■ DIRECTIONS ■
Reproduce the entire listing word for word.

===== SOURCE MATERIAL

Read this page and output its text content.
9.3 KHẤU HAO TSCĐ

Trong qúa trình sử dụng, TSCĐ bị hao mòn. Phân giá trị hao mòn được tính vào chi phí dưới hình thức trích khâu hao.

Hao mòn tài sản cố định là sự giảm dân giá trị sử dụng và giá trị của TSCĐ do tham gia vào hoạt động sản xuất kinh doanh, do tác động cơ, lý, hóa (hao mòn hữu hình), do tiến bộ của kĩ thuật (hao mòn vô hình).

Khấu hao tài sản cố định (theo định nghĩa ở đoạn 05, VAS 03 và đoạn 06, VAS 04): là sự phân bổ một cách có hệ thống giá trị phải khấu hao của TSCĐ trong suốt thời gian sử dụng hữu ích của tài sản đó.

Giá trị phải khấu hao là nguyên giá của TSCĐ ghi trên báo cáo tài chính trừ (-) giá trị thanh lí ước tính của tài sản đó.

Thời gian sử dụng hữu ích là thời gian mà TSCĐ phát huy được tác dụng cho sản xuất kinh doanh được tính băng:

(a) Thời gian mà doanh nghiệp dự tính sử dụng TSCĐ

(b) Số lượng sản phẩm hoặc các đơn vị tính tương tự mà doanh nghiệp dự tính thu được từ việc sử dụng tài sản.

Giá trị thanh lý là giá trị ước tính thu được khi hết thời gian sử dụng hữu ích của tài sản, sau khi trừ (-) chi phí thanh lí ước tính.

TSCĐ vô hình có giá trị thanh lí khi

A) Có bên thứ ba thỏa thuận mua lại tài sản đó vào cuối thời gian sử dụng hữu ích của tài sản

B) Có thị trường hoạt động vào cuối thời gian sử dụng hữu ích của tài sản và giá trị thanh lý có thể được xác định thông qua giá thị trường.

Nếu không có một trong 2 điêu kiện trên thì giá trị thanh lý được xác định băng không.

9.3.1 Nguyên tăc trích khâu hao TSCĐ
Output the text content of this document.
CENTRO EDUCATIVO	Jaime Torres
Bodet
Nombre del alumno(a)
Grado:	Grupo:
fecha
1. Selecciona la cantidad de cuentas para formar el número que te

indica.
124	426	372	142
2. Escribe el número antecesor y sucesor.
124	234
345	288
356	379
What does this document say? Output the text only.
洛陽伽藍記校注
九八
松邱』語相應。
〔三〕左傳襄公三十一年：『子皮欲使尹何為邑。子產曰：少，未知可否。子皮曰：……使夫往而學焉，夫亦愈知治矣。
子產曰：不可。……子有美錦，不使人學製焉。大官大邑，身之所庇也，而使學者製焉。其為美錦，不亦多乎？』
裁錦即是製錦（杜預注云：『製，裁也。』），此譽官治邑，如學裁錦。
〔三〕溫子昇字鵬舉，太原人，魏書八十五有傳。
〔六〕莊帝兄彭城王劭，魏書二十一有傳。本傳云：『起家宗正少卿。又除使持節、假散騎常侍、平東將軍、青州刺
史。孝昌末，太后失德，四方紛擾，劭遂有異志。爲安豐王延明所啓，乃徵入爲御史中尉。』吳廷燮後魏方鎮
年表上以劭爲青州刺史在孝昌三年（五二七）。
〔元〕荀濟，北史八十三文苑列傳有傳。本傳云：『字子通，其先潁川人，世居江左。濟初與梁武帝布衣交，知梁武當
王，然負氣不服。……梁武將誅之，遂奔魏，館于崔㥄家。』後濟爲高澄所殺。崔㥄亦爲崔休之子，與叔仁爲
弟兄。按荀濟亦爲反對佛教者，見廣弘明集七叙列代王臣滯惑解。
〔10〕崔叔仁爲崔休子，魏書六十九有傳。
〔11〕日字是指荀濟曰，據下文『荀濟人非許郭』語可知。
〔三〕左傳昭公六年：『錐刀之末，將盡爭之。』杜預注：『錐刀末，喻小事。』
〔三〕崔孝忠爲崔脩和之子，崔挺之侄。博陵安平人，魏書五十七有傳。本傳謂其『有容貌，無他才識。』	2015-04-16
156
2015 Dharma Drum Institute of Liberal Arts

==========

■ THE ANSWER ■
Read this page and output its text content.
9.3 KHẤU HAO TSCĐ

Trong qúa trình sử dụng, TSCĐ bị hao mòn. Phân giá trị hao mòn được tính vào chi phí dưới hình thức trích khâu hao.

Hao mòn tài sản cố định là sự giảm dân giá trị sử dụng và giá trị của TSCĐ do tham gia vào hoạt động sản xuất kinh doanh, do tác động cơ, lý, hóa (hao mòn hữu hình), do tiến bộ của kĩ thuật (hao mòn vô hình).

Khấu hao tài sản cố định (theo định nghĩa ở đoạn 05, VAS 03 và đoạn 06, VAS 04): là sự phân bổ một cách có hệ thống giá trị phải khấu hao của TSCĐ trong suốt thời gian sử dụng hữu ích của tài sản đó.

Giá trị phải khấu hao là nguyên giá của TSCĐ ghi trên báo cáo tài chính trừ (-) giá trị thanh lí ước tính của tài sản đó.

Thời gian sử dụng hữu ích là thời gian mà TSCĐ phát huy được tác dụng cho sản xuất kinh doanh được tính băng:

(a) Thời gian mà doanh nghiệp dự tính sử dụng TSCĐ

(b) Số lượng sản phẩm hoặc các đơn vị tính tương tự mà doanh nghiệp dự tính thu được từ việc sử dụng tài sản.

Giá trị thanh lý là giá trị ước tính thu được khi hết thời gian sử dụng hữu ích của tài sản, sau khi trừ (-) chi phí thanh lí ước tính.

TSCĐ vô hình có giá trị thanh lí khi

A) Có bên thứ ba thỏa thuận mua lại tài sản đó vào cuối thời gian sử dụng hữu ích của tài sản

B) Có thị trường hoạt động vào cuối thời gian sử dụng hữu ích của tài sản và giá trị thanh lý có thể được xác định thông qua giá thị trường.

Nếu không có một trong 2 điêu kiện trên thì giá trị thanh lý được xác định băng không.

9.3.1 Nguyên tăc trích khâu hao TSCĐ
Output the text content of this document.
CENTRO EDUCATIVO	Jaime Torres
Bodet
Nombre del alumno(a)
Grado:	Grupo:
fecha
1. Selecciona la cantidad de cuentas para formar el número que te

indica.
124	426	372	142
2. Escribe el número antecesor y sucesor.
124	234
345	288
356	379
What does this document say? Output the text only.
洛陽伽藍記校注
九八
松邱』語相應。
〔三〕左傳襄公三十一年：『子皮欲使尹何為邑。子產曰：少，未知可否。子皮曰：……使夫往而學焉，夫亦愈知治矣。
子產曰：不可。……子有美錦，不使人學製焉。大官大邑，身之所庇也，而使學者製焉。其為美錦，不亦多乎？』
裁錦即是製錦（杜預注云：『製，裁也。』），此譽官治邑，如學裁錦。
〔三〕溫子昇字鵬舉，太原人，魏書八十五有傳。
〔六〕莊帝兄彭城王劭，魏書二十一有傳。本傳云：『起家宗正少卿。又除使持節、假散騎常侍、平東將軍、青州刺
史。孝昌末，太后失德，四方紛擾，劭遂有異志。爲安豐王延明所啓，乃徵入爲御史中尉。』吳廷燮後魏方鎮
年表上以劭爲青州刺史在孝昌三年（五二七）。
〔元〕荀濟，北史八十三文苑列傳有傳。本傳云：『字子通，其先潁川人，世居江左。濟初與梁武帝布衣交，知梁武當
王，然負氣不服。……梁武將誅之，遂奔魏，館于崔㥄家。』後濟爲高澄所殺。崔㥄亦爲崔休之子，與叔仁爲
弟兄。按荀濟亦爲反對佛教者，見廣弘明集七叙列代王臣滯惑解。
〔10〕崔叔仁爲崔休子，魏書六十九有傳。
〔11〕日字是指荀濟曰，據下文『荀濟人非許郭』語可知。
〔三〕左傳昭公六年：『錐刀之末，將盡爭之。』杜預注：『錐刀末，喻小事。』
〔三〕崔孝忠爲崔脩和之子，崔挺之侄。博陵安平人，魏書五十七有傳。本傳謂其『有容貌，無他才識。』	2015-04-16
156
2015 Dharma Drum Institute of Liberal Arts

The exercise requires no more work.